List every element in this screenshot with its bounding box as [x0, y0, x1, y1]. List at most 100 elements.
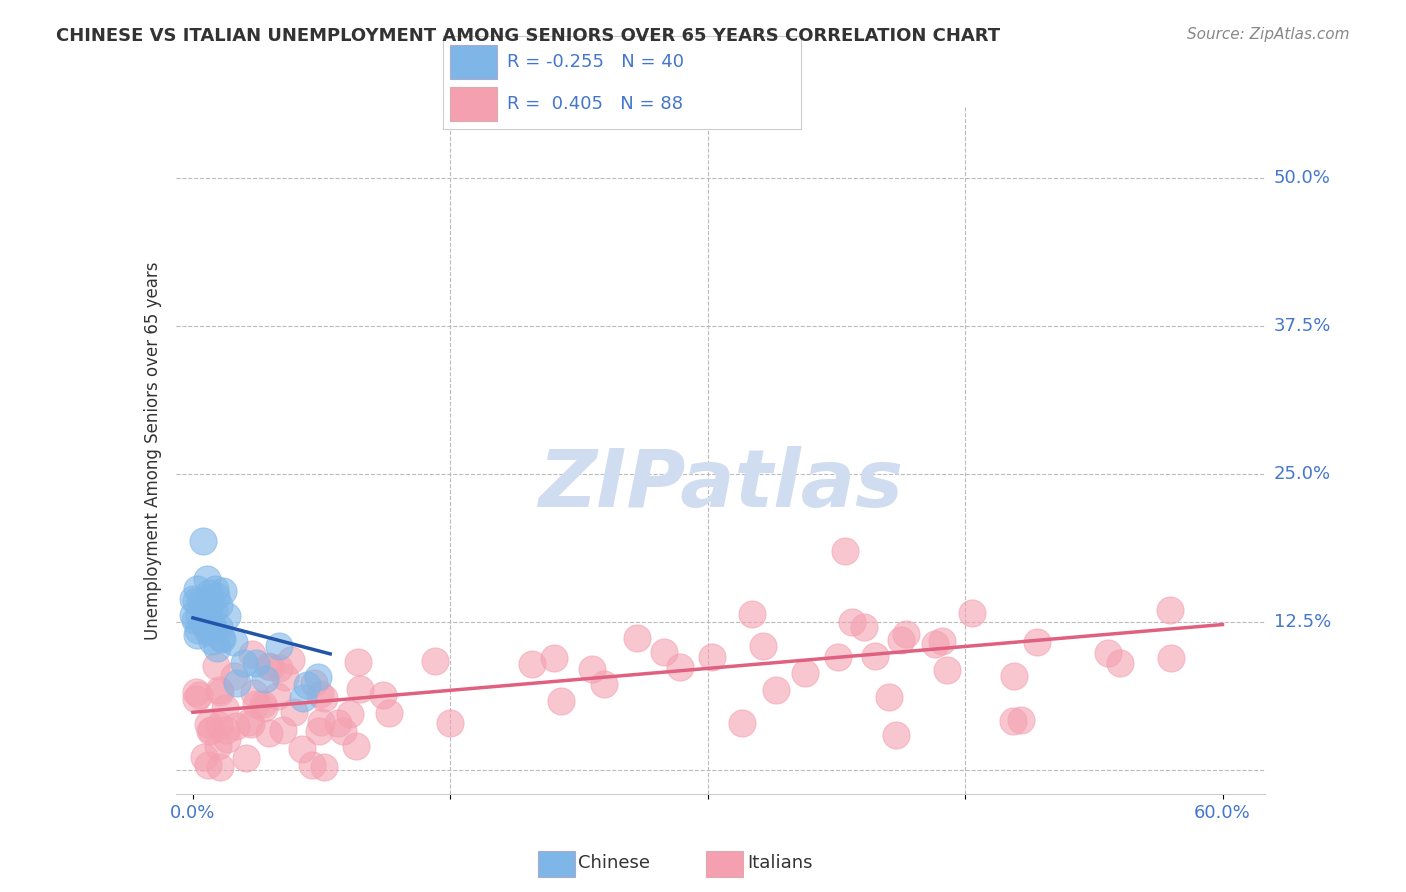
Point: [339, 707, 361, 722]
Point: [302, 676, 325, 690]
Point: [439, 716, 461, 731]
Point: [827, 650, 849, 665]
Point: [194, 610, 217, 624]
Point: [741, 607, 763, 621]
Text: 12.5%: 12.5%: [1274, 613, 1331, 632]
Point: [214, 701, 236, 715]
Text: ZIPatlas: ZIPatlas: [538, 446, 903, 524]
Point: [308, 723, 330, 738]
Point: [731, 715, 754, 730]
Point: [183, 592, 205, 607]
Point: [235, 750, 257, 764]
Point: [349, 681, 371, 696]
Point: [209, 759, 232, 773]
Point: [198, 586, 221, 600]
Text: R = -0.255   N = 40: R = -0.255 N = 40: [508, 53, 685, 70]
Point: [197, 600, 219, 615]
Point: [936, 664, 959, 678]
Point: [295, 678, 318, 692]
Point: [423, 654, 446, 668]
Point: [702, 650, 724, 665]
Point: [184, 614, 207, 628]
Point: [1002, 669, 1025, 683]
Point: [205, 640, 228, 655]
Point: [1348, 189, 1371, 203]
Point: [181, 607, 204, 622]
Point: [307, 670, 329, 684]
Point: [373, 688, 395, 702]
Point: [347, 655, 370, 669]
Point: [256, 658, 278, 673]
Point: [217, 609, 239, 624]
Point: [314, 690, 336, 705]
Point: [834, 544, 856, 558]
Point: [752, 640, 775, 654]
Point: [187, 689, 209, 703]
Point: [894, 627, 917, 641]
Point: [243, 686, 266, 700]
Point: [292, 691, 315, 706]
Point: [252, 697, 274, 711]
Text: Italians: Italians: [747, 854, 813, 872]
Point: [201, 621, 224, 635]
Point: [260, 660, 283, 674]
Point: [1108, 656, 1130, 670]
Point: [960, 606, 983, 620]
Y-axis label: Unemployment Among Seniors over 65 years: Unemployment Among Seniors over 65 years: [143, 261, 162, 640]
Point: [207, 739, 229, 753]
Point: [225, 675, 247, 690]
FancyBboxPatch shape: [450, 87, 496, 121]
Point: [204, 582, 226, 596]
Point: [200, 723, 222, 737]
Point: [207, 718, 229, 732]
Point: [205, 590, 228, 604]
Point: [184, 691, 207, 706]
Point: [198, 723, 221, 738]
Point: [208, 683, 231, 698]
Point: [1160, 650, 1182, 665]
Point: [217, 732, 239, 747]
Point: [208, 598, 231, 612]
Point: [225, 719, 247, 733]
FancyBboxPatch shape: [706, 851, 744, 878]
Point: [886, 728, 908, 742]
Point: [890, 633, 912, 648]
Point: [208, 685, 231, 699]
Point: [543, 650, 565, 665]
Point: [274, 670, 297, 684]
Text: 37.5%: 37.5%: [1274, 318, 1331, 335]
Point: [193, 750, 215, 764]
Point: [309, 714, 332, 729]
Point: [184, 684, 207, 698]
Text: R =  0.405   N = 88: R = 0.405 N = 88: [508, 95, 683, 113]
Point: [211, 632, 233, 647]
Point: [267, 640, 290, 654]
Point: [312, 760, 335, 774]
Point: [240, 717, 263, 731]
Point: [326, 715, 349, 730]
Point: [863, 648, 886, 663]
Point: [191, 534, 214, 549]
Point: [253, 701, 276, 715]
Text: CHINESE VS ITALIAN UNEMPLOYMENT AMONG SENIORS OVER 65 YEARS CORRELATION CHART: CHINESE VS ITALIAN UNEMPLOYMENT AMONG SE…: [56, 27, 1000, 45]
Point: [215, 723, 238, 738]
Point: [344, 739, 367, 754]
Point: [186, 628, 208, 642]
Point: [245, 697, 267, 711]
Point: [581, 663, 603, 677]
Point: [222, 669, 245, 683]
Point: [1001, 714, 1024, 728]
Point: [201, 618, 224, 632]
Point: [765, 683, 787, 698]
Point: [520, 657, 543, 672]
Point: [195, 572, 218, 586]
Point: [877, 690, 900, 705]
Point: [188, 609, 211, 624]
Point: [209, 631, 232, 645]
Point: [301, 758, 323, 772]
Point: [853, 620, 876, 634]
Point: [194, 618, 217, 632]
Point: [1026, 635, 1049, 649]
Point: [253, 673, 276, 687]
Point: [205, 659, 228, 673]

+--

Stated problem
Tally the lines in the data above that contain the string "Text", counting only matches with the same letter case. Give the number alone.

Solution
7